**Passage given:**
** begin **
Static passwords suck. Not only are they a well-known security risk, but they are also the weakest part of the chain when determining a user’s authenticity.

Users generally either make them so simple as to be easily guessable, or are reused so often that getting a password cracked in one website means the rest of your accounts are up for grabs. Even power users who use hard to guess randomly generated passwords often are required to use password managers to keep them all in line which introduces another single point of failure.

These problems are so prevalent that most applications these days either mandate or strongly recommend multi-factor authentication. The most common of these is the one-time password that is either emailed to the user or linked to a special device. The recommendation of this article is that you ditch static passwords altogether due to the aforementioned security risks, and simply implement one-time passwords instead.
** end **
**Actions to take:**
[1] What password practices by users does the passage on static passwords describe?
[2] Can you carry on the passage about static passwords from its final sentence?

**Provided material:**
** begin **
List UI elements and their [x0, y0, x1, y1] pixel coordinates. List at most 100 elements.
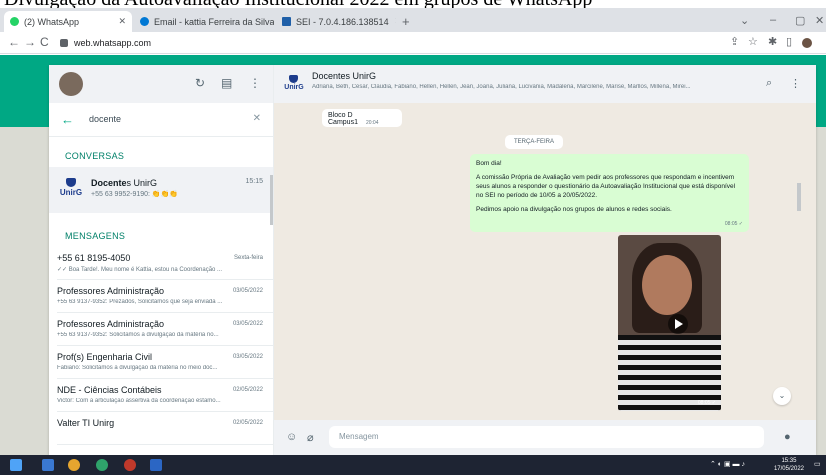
** end **
**Response list:**
[1]
- Making passwords so simple that they are easily guessable
- Reusing passwords so often that cracking one exposes the rest of their accounts
- Using hard-to-guess, randomly generated passwords
- Relying on password managers to keep those passwords in line

[2]
So why one-time passwords? First of all they’re good for users because they don’t have to remember a password. Just put your email address into the login field and they’ll be sent an auto-generated password or link to log them in. Secondly these passwords are short-lived, which means that if a data breach does happen then there are no active passwords stored for crackers to log in with or share, which reduces the attack window dramatically. As long as a user has access to their email address their accounts will be safe.

Disclaimer

This article assumes you know your way around PostgreSQL and ExpressJS. We will not be hand-holding you through the entire application build, but instead will be focusing on the concepts and things you’ll need to know to implement a safe and secure one-time password login system.

A complete working example will be available at the end of the tutorial.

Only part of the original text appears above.